*** Opening of DATA FOR ANALYSIS ***

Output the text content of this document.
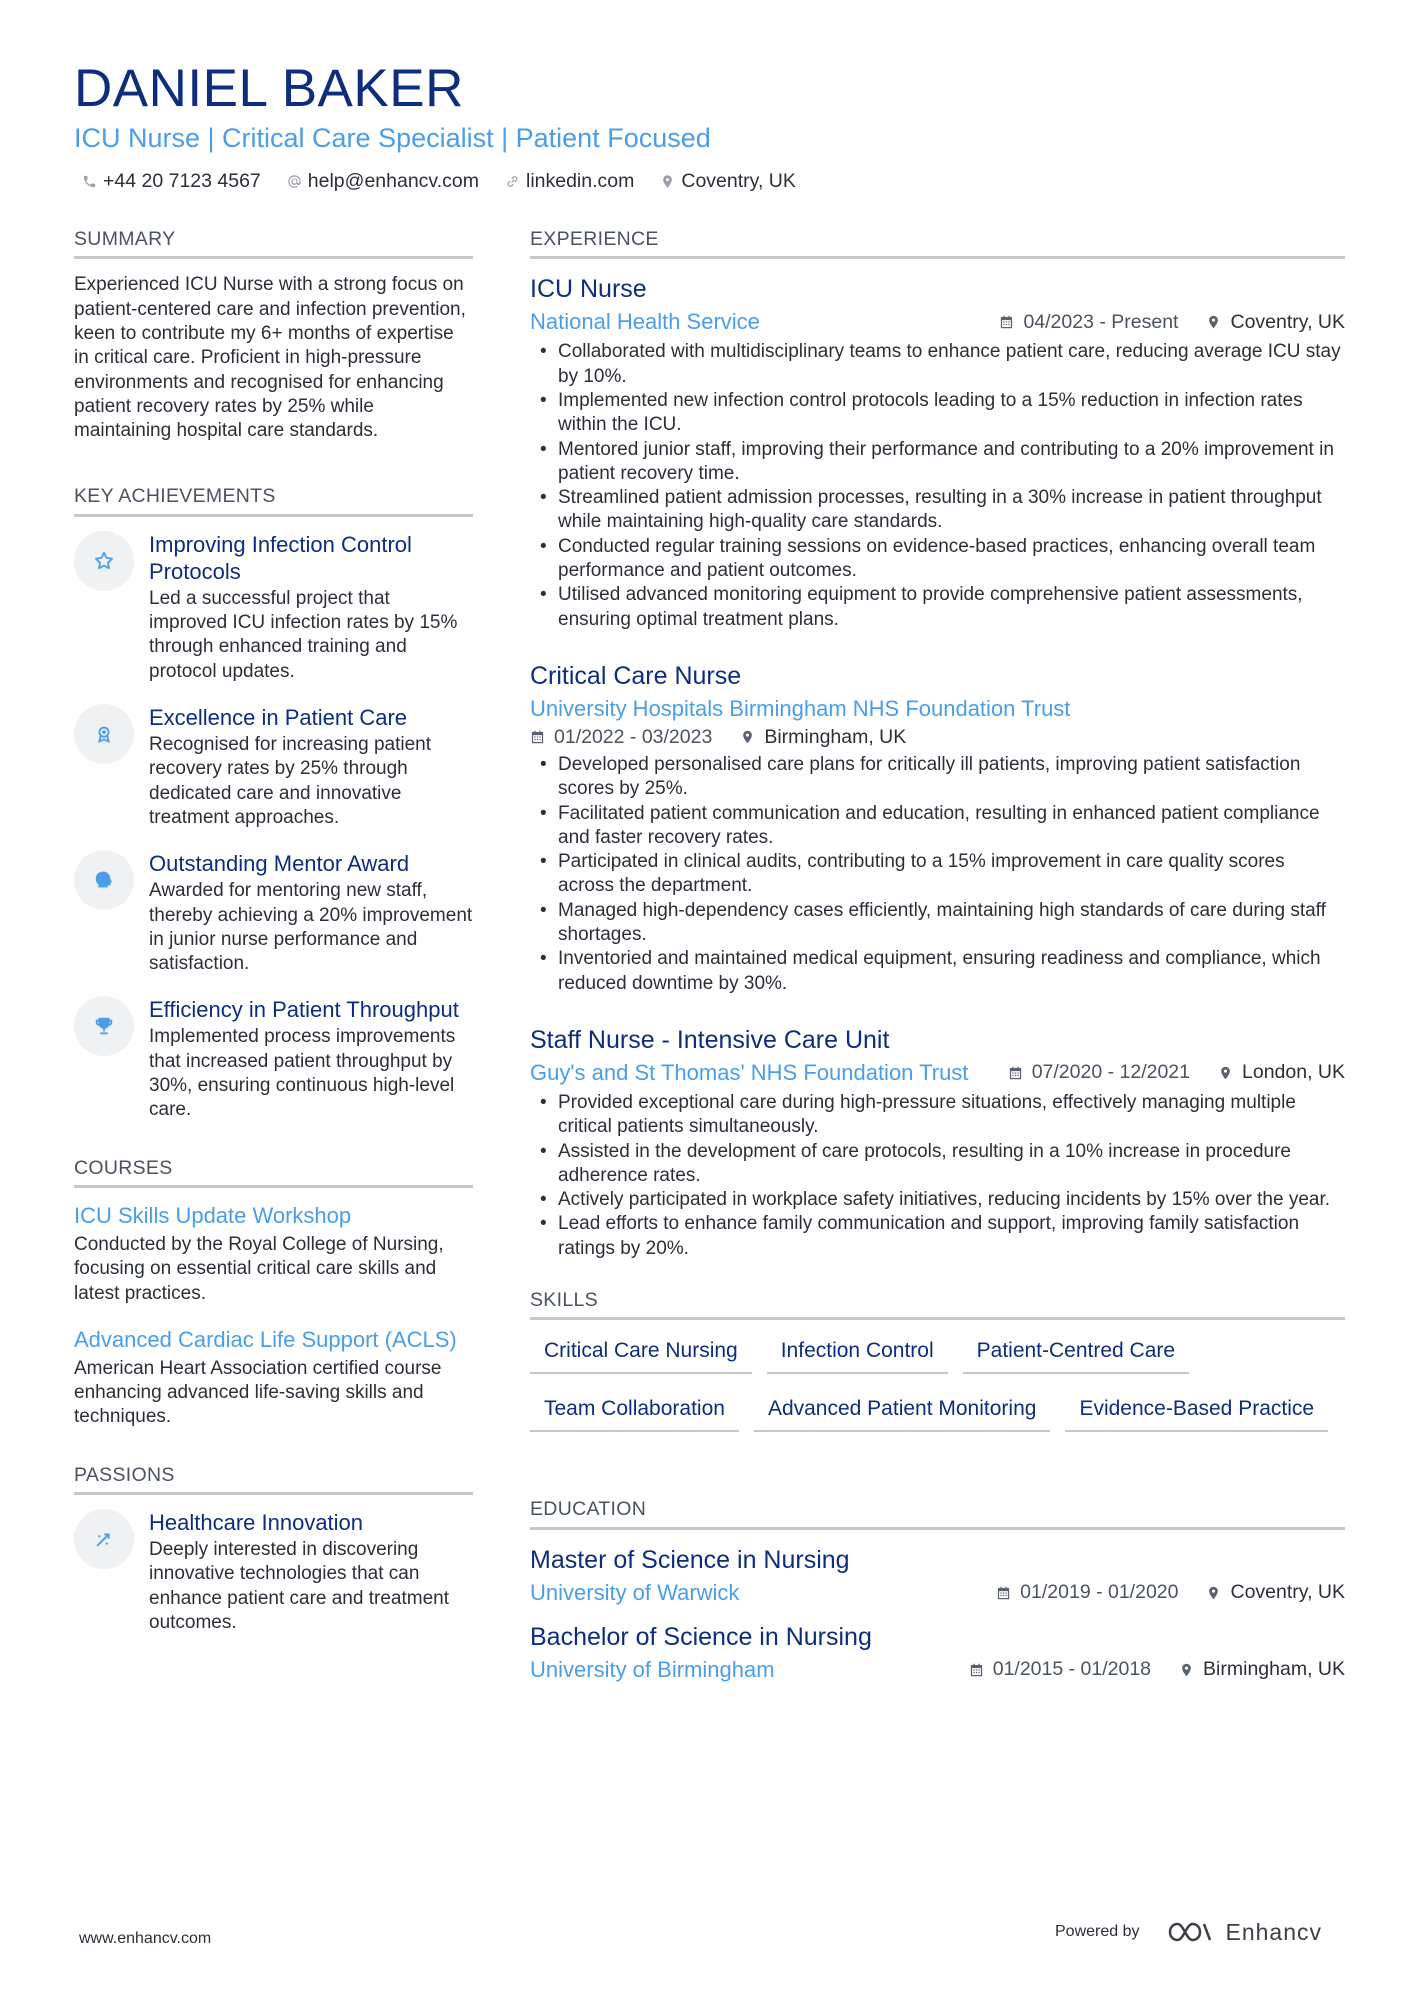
DANIEL BAKER
ICU Nurse | Critical Care Specialist | Patient Focused
+44 20 7123 4567 help@enhancv.com linkedin.com Coventry, UK
SUMMARY

Experienced ICU Nurse with a strong focus on patient-centered care and infection prevention, keen to contribute my 6+ months of expertise in critical care. Proficient in high-pressure environments and recognised for enhancing patient recovery rates by 25% while maintaining hospital care standards.

KEY ACHIEVEMENTS
Improving Infection Control Protocols
Led a successful project that improved ICU infection rates by 15% through enhanced training and protocol updates.
Excellence in Patient Care
Recognised for increasing patient recovery rates by 25% through dedicated care and innovative treatment approaches.
Outstanding Mentor Award
Awarded for mentoring new staff, thereby achieving a 20% improvement in junior nurse performance and satisfaction.
Efficiency in Patient Throughput
Implemented process improvements that increased patient throughput by 30%, ensuring continuous high-level care.
COURSES
ICU Skills Update Workshop
Conducted by the Royal College of Nursing, focusing on essential critical care skills and latest practices.
Advanced Cardiac Life Support (ACLS)
American Heart Association certified course enhancing advanced life-saving skills and techniques.
PASSIONS
Healthcare Innovation
Deeply interested in discovering innovative technologies that can enhance patient care and treatment outcomes.
EXPERIENCE
ICU Nurse
National Health Service	04/2023 - Present	Coventry, UK
• Collaborated with multidisciplinary teams to enhance patient care, reducing average ICU stay by 10%.
• Implemented new infection control protocols leading to a 15% reduction in infection rates within the ICU.
• Mentored junior staff, improving their performance and contributing to a 20% improvement in patient recovery time.
• Streamlined patient admission processes, resulting in a 30% increase in patient throughput while maintaining high-quality care standards.
• Conducted regular training sessions on evidence-based practices, enhancing overall team performance and patient outcomes.
• Utilised advanced monitoring equipment to provide comprehensive patient assessments, ensuring optimal treatment plans.
Critical Care Nurse
University Hospitals Birmingham NHS Foundation Trust
01/2022 - 03/2023	Birmingham, UK
• Developed personalised care plans for critically ill patients, improving patient satisfaction scores by 25%.
• Facilitated patient communication and education, resulting in enhanced patient compliance and faster recovery rates.
• Participated in clinical audits, contributing to a 15% improvement in care quality scores across the department.
• Managed high-dependency cases efficiently, maintaining high standards of care during staff shortages.
• Inventoried and maintained medical equipment, ensuring readiness and compliance, which reduced downtime by 30%.
Staff Nurse - Intensive Care Unit
Guy's and St Thomas' NHS Foundation Trust	07/2020 - 12/2021	London, UK
• Provided exceptional care during high-pressure situations, effectively managing multiple critical patients simultaneously.
• Assisted in the development of care protocols, resulting in a 10% increase in procedure adherence rates.
• Actively participated in workplace safety initiatives, reducing incidents by 15% over the year.
• Lead efforts to enhance family communication and support, improving family satisfaction ratings by 20%.
SKILLS
Critical Care Nursing	Infection Control	Patient-Centred Care
Team Collaboration	Advanced Patient Monitoring	Evidence-Based Practice
EDUCATION
Master of Science in Nursing
University of Warwick	01/2019 - 01/2020	Coventry, UK
Bachelor of Science in Nursing
University of Birmingham	01/2015 - 01/2018	Birmingham, UK
www.enhancv.com	Powered by	Enhancv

*** Close of DATA FOR ANALYSIS ***

## WHAT NEEDS TO BE DONE
Everything in the records except the pictures should be retyped exactly.

## RESULT
Output the text content of this document.
DANIEL BAKER
ICU Nurse | Critical Care Specialist | Patient Focused
+44 20 7123 4567 help@enhancv.com linkedin.com Coventry, UK
SUMMARY

Experienced ICU Nurse with a strong focus on patient-centered care and infection prevention, keen to contribute my 6+ months of expertise in critical care. Proficient in high-pressure environments and recognised for enhancing patient recovery rates by 25% while maintaining hospital care standards.

KEY ACHIEVEMENTS
Improving Infection Control Protocols
Led a successful project that improved ICU infection rates by 15% through enhanced training and protocol updates.
Excellence in Patient Care
Recognised for increasing patient recovery rates by 25% through dedicated care and innovative treatment approaches.
Outstanding Mentor Award
Awarded for mentoring new staff, thereby achieving a 20% improvement in junior nurse performance and satisfaction.
Efficiency in Patient Throughput
Implemented process improvements that increased patient throughput by 30%, ensuring continuous high-level care.
COURSES
ICU Skills Update Workshop
Conducted by the Royal College of Nursing, focusing on essential critical care skills and latest practices.
Advanced Cardiac Life Support (ACLS)
American Heart Association certified course enhancing advanced life-saving skills and techniques.
PASSIONS
Healthcare Innovation
Deeply interested in discovering innovative technologies that can enhance patient care and treatment outcomes.
EXPERIENCE
ICU Nurse
National Health Service	04/2023 - Present	Coventry, UK
• Collaborated with multidisciplinary teams to enhance patient care, reducing average ICU stay by 10%.
• Implemented new infection control protocols leading to a 15% reduction in infection rates within the ICU.
• Mentored junior staff, improving their performance and contributing to a 20% improvement in patient recovery time.
• Streamlined patient admission processes, resulting in a 30% increase in patient throughput while maintaining high-quality care standards.
• Conducted regular training sessions on evidence-based practices, enhancing overall team performance and patient outcomes.
• Utilised advanced monitoring equipment to provide comprehensive patient assessments, ensuring optimal treatment plans.
Critical Care Nurse
University Hospitals Birmingham NHS Foundation Trust
01/2022 - 03/2023	Birmingham, UK
• Developed personalised care plans for critically ill patients, improving patient satisfaction scores by 25%.
• Facilitated patient communication and education, resulting in enhanced patient compliance and faster recovery rates.
• Participated in clinical audits, contributing to a 15% improvement in care quality scores across the department.
• Managed high-dependency cases efficiently, maintaining high standards of care during staff shortages.
• Inventoried and maintained medical equipment, ensuring readiness and compliance, which reduced downtime by 30%.
Staff Nurse - Intensive Care Unit
Guy's and St Thomas' NHS Foundation Trust	07/2020 - 12/2021	London, UK
• Provided exceptional care during high-pressure situations, effectively managing multiple critical patients simultaneously.
• Assisted in the development of care protocols, resulting in a 10% increase in procedure adherence rates.
• Actively participated in workplace safety initiatives, reducing incidents by 15% over the year.
• Lead efforts to enhance family communication and support, improving family satisfaction ratings by 20%.
SKILLS
Critical Care Nursing	Infection Control	Patient-Centred Care
Team Collaboration	Advanced Patient Monitoring	Evidence-Based Practice
EDUCATION
Master of Science in Nursing
University of Warwick	01/2019 - 01/2020	Coventry, UK
Bachelor of Science in Nursing
University of Birmingham	01/2015 - 01/2018	Birmingham, UK
www.enhancv.com	Powered by	Enhancv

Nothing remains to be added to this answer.